TO BE DONE: Pick out the lines below that include the string "спецотдела".

EXTRACTED ENTRIES:
#####

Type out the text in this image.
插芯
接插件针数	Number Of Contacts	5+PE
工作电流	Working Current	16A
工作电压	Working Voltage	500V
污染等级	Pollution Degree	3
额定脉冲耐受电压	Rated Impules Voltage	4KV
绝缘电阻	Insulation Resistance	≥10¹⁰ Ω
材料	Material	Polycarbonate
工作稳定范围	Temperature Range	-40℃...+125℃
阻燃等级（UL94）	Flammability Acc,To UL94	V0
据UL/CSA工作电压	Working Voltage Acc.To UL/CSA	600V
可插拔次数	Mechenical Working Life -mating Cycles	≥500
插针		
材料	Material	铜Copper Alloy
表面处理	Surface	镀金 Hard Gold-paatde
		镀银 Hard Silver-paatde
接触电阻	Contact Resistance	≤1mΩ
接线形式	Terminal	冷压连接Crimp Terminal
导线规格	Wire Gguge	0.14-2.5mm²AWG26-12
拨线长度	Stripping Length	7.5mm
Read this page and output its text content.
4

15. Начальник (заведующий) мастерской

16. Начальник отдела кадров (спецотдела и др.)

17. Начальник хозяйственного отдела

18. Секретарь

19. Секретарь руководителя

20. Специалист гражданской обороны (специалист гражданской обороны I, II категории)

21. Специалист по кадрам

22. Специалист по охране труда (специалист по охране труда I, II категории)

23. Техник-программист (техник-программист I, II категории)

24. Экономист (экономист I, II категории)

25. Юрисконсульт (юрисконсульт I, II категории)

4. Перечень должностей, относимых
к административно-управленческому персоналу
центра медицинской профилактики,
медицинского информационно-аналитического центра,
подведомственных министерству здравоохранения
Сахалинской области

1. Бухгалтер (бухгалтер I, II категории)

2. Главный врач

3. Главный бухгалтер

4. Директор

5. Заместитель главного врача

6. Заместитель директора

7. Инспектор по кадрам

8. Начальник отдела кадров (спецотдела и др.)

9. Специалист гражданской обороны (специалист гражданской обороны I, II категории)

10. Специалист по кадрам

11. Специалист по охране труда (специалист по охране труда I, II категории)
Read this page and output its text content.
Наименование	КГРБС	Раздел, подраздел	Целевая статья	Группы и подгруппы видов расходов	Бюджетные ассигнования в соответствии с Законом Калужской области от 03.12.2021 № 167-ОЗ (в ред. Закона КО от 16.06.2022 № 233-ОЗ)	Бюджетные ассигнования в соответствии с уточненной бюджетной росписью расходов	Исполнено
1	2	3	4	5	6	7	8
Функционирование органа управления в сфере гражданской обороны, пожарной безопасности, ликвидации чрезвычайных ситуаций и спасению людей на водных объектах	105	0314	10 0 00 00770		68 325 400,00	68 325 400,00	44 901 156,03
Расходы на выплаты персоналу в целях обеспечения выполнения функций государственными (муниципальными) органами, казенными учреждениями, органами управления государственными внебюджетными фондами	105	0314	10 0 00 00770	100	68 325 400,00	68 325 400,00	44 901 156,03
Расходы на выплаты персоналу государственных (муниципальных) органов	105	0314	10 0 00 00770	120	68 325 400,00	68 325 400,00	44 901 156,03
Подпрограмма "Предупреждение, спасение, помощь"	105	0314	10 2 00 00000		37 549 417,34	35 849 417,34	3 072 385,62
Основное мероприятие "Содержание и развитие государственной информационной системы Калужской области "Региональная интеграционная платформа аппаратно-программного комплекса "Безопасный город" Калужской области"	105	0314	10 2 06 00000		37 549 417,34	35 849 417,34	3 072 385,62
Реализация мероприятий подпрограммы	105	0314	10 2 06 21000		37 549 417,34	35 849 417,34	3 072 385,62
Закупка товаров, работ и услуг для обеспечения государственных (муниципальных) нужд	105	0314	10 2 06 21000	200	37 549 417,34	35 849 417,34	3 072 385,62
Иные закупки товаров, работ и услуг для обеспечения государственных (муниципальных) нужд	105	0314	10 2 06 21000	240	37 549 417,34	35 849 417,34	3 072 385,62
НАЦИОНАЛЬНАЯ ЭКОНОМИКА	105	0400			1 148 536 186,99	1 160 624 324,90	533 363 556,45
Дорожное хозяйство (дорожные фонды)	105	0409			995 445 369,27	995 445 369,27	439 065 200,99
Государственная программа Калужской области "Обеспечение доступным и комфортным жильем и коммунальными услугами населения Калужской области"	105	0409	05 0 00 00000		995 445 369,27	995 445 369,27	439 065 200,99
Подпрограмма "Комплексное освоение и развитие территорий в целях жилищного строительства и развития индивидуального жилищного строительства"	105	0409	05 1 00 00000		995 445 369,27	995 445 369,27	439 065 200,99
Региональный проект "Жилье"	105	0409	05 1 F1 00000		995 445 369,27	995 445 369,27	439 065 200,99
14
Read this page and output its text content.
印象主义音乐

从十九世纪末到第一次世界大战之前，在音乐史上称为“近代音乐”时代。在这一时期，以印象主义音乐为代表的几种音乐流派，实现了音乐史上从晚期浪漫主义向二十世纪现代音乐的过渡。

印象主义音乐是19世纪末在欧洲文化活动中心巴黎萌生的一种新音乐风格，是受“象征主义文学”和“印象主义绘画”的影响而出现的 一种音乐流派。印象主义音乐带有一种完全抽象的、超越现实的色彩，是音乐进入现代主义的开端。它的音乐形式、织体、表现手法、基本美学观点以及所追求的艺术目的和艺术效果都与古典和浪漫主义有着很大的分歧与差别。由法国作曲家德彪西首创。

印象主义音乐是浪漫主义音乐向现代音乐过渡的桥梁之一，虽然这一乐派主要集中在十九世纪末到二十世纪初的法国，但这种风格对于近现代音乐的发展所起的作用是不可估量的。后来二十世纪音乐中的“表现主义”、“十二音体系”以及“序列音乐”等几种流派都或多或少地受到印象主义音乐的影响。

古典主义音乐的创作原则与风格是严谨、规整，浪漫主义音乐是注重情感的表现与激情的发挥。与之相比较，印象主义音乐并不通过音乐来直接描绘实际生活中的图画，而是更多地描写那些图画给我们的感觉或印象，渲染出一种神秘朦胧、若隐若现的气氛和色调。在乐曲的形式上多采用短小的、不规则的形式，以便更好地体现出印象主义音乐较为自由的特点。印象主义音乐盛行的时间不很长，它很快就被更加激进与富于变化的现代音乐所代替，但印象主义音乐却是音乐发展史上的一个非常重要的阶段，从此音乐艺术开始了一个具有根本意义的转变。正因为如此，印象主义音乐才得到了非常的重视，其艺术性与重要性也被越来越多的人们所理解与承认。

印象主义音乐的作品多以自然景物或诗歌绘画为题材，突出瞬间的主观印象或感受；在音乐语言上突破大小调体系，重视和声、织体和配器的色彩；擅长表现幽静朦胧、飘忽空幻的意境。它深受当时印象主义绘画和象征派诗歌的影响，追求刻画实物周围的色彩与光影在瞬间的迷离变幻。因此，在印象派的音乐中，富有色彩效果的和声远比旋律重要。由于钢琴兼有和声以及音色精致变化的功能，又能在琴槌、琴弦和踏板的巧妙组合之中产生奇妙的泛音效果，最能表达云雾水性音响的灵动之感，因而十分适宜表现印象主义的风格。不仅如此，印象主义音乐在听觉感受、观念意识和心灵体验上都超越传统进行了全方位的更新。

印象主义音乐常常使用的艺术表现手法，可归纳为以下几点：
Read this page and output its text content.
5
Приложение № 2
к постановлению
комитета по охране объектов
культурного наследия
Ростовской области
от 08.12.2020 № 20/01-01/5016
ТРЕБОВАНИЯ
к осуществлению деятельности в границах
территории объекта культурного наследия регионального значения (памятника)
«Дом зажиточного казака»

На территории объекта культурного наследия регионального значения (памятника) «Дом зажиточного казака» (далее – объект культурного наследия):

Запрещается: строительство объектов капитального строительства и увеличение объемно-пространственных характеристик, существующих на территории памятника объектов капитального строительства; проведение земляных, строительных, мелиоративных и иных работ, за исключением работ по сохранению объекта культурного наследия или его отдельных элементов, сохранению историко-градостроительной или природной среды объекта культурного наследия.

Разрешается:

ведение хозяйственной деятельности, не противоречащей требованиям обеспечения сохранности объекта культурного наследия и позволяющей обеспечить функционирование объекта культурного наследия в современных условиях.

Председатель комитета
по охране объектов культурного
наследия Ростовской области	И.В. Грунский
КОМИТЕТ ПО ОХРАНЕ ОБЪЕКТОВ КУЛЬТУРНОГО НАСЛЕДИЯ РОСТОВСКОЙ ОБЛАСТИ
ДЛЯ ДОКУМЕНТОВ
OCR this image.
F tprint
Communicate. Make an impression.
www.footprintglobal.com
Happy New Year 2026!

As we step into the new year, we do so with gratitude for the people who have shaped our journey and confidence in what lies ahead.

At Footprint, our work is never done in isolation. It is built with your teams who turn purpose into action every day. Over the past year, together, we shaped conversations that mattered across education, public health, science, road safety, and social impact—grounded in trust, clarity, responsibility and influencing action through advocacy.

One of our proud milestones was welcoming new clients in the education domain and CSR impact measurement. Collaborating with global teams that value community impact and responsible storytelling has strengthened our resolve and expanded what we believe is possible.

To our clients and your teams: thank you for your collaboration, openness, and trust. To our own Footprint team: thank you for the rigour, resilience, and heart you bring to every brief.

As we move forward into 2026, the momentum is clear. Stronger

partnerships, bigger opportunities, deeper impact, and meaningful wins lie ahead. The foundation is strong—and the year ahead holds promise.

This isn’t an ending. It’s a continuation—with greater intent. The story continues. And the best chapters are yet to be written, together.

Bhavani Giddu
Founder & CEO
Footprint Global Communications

#####

FULL ANSWER:
16. Начальник отдела кадров (спецотдела и др.)
8. Начальник отдела кадров (спецотдела и др.)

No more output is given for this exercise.